• Stated task
Convert the entries from the line containing "Patent image size: (1221, 841)." through the line containing "The detectable marker 90 is at (594, 262).", both included, into a two-column CSV with the headers input and output. Give one row per entry, with its text and its answer each in a single quoted field and line breaks replaced by spaces.

□ □ □ □ □ □ □

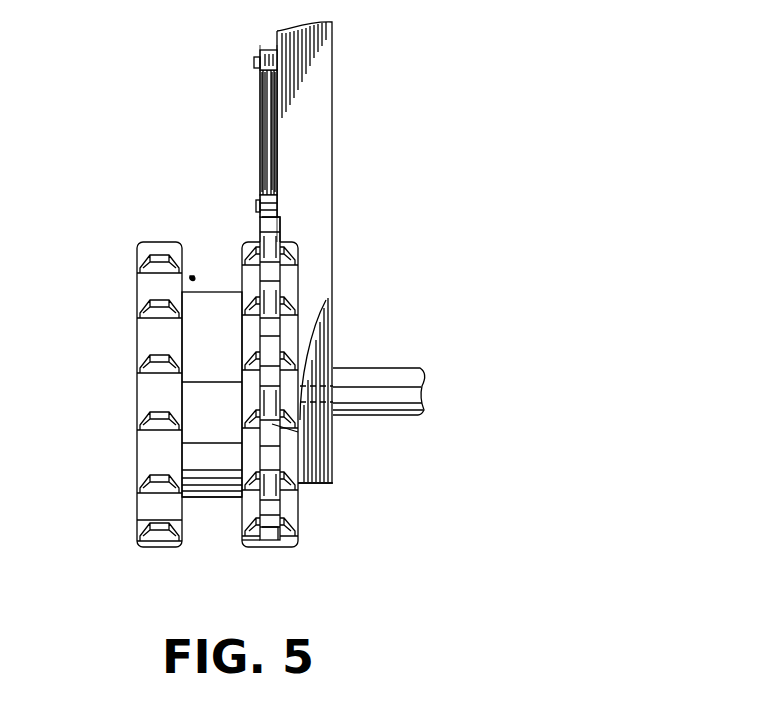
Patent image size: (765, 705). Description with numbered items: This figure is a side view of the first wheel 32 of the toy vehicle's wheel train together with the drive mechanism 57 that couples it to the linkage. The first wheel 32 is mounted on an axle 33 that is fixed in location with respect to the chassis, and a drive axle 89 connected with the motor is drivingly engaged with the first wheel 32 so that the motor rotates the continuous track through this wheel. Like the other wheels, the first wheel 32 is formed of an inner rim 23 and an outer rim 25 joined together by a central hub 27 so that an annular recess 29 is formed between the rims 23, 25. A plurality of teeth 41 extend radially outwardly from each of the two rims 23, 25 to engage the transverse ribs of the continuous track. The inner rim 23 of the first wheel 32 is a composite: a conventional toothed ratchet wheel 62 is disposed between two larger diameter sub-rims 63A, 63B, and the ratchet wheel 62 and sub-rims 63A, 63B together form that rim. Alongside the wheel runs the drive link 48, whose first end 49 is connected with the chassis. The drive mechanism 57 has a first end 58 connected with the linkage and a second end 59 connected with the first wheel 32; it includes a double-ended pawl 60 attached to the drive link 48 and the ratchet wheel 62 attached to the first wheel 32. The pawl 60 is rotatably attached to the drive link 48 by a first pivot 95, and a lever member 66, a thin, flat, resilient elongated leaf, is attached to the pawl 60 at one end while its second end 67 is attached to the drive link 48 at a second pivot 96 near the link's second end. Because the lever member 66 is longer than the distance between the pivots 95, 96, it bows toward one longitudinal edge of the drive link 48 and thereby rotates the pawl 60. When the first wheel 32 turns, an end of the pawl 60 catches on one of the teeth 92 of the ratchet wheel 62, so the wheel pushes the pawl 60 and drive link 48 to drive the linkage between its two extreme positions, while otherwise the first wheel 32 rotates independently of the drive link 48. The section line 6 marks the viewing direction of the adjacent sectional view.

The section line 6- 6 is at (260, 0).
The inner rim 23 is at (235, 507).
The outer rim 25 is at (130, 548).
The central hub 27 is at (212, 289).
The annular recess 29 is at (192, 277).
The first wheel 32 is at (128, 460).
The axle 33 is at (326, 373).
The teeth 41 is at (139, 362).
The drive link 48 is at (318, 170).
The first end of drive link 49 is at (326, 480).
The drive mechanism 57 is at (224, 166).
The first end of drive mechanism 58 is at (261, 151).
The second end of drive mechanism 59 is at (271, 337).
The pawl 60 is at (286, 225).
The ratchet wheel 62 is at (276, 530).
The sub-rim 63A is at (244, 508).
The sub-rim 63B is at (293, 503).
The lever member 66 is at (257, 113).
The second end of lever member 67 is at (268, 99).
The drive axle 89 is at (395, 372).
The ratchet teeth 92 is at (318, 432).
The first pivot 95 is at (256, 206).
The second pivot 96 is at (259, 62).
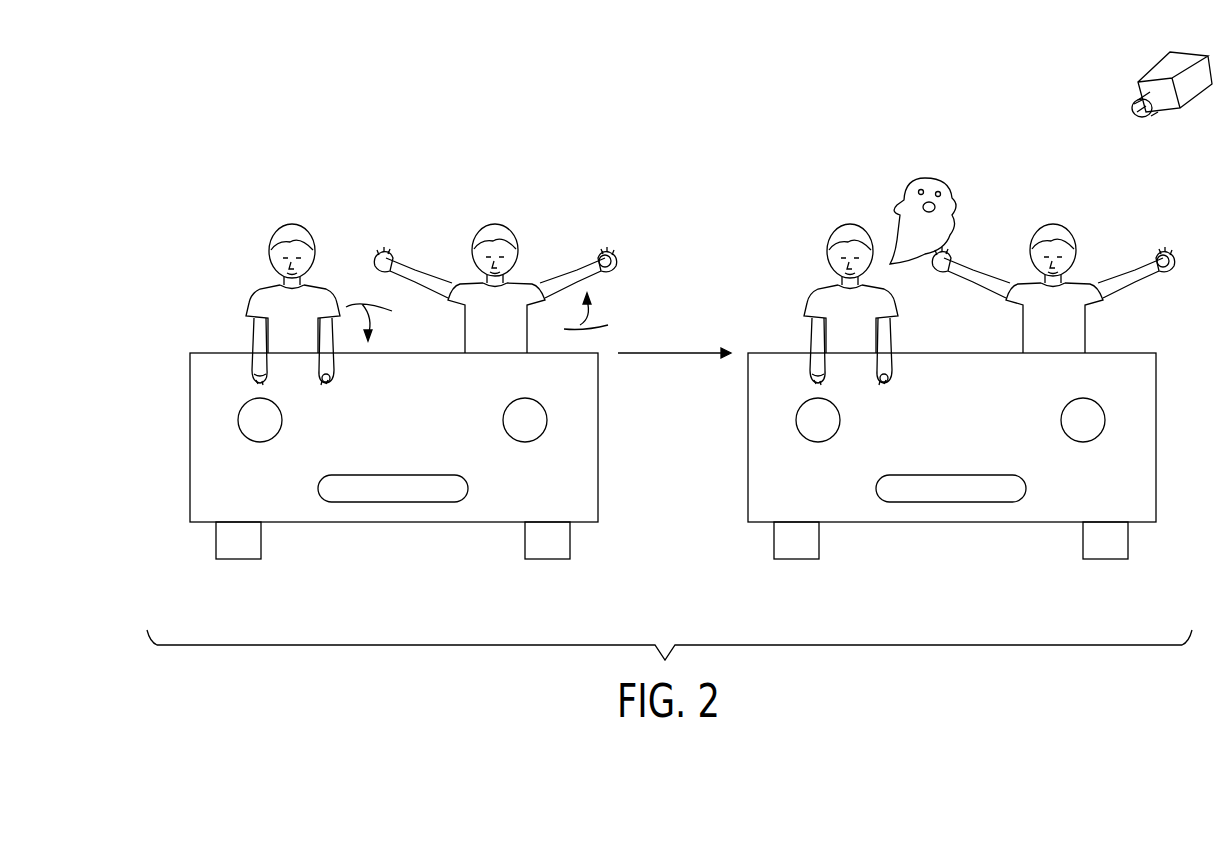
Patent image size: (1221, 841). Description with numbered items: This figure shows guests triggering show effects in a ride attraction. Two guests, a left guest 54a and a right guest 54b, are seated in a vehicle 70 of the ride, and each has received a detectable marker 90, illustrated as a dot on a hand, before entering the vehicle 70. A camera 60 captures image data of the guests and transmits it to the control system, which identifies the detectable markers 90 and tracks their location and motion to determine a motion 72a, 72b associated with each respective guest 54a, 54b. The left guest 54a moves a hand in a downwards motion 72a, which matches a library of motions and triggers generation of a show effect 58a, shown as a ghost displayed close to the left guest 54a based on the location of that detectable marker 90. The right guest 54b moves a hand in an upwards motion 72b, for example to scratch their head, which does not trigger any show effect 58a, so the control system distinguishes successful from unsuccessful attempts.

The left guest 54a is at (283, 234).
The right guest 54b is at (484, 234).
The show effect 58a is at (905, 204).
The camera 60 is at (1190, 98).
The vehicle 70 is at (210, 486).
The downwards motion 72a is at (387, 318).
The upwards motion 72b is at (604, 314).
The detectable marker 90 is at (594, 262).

□ □ □ □ □ □ □

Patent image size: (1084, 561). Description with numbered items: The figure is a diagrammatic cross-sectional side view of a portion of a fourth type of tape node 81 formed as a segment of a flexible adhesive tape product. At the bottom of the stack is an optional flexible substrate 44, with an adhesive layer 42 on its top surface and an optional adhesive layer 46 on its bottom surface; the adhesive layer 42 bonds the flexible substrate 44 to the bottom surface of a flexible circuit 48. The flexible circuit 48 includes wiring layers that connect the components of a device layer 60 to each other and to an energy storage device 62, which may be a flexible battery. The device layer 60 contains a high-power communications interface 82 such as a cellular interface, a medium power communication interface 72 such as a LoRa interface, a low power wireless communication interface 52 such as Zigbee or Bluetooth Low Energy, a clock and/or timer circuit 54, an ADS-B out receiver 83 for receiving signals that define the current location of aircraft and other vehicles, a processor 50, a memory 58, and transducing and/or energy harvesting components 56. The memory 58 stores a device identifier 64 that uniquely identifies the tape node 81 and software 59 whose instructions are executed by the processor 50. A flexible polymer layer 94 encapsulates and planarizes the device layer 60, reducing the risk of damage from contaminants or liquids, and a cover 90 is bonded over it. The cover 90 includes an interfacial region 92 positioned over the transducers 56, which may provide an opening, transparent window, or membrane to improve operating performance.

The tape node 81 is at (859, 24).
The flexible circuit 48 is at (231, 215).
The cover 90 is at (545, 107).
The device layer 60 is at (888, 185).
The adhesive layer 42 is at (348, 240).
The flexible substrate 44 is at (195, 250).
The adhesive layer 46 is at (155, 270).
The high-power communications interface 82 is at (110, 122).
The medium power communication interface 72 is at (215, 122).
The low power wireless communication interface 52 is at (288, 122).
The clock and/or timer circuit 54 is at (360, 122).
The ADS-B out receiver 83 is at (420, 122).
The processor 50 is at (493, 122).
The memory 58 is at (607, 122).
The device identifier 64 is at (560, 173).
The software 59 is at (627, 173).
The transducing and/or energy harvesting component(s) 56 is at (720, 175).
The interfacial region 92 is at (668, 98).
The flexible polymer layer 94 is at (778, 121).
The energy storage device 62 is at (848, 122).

□ □ □ □ □ □ □

• Response to this exercise
input,output
"Patent image size: (1221, 841). Description with numbered items: This figure shows guests triggering show effects in a ride attraction. Two guests, a left guest 54a and a right guest 54b, are seated in a vehicle 70 of the ride, and each has received a detectable marker 90, illustrated as a dot on a hand, before entering the vehicle 70. A camera 60 captures image data of the guests and transmits it to the control system, which identifies the detectable markers 90 and tracks their location and motion to determine a motion 72a, 72b associated with each respective guest 54a, 54b. The left guest 54a moves a hand in a downwards motion 72a, which matches a library of motions and triggers generation of a show effect 58a, shown as a ghost displayed close to the left guest 54a based on the location of that detectable marker 90. The right guest 54b moves a hand in an upwards motion 72b, for example to scratch their head, which does not trigger any show effect 58a, so the control system distinguishes successful from unsuccessful attempts.","The left guest 54a is at (283, 234). The right guest 54b is at (484, 234). The show effect 58a is at (905, 204). The camera 60 is at (1190, 98). The vehicle 70 is at (210, 486). The downwards motion 72a is at (387, 318). The upwards motion 72b is at (604, 314). The detectable marker 90 is at (594, 262)."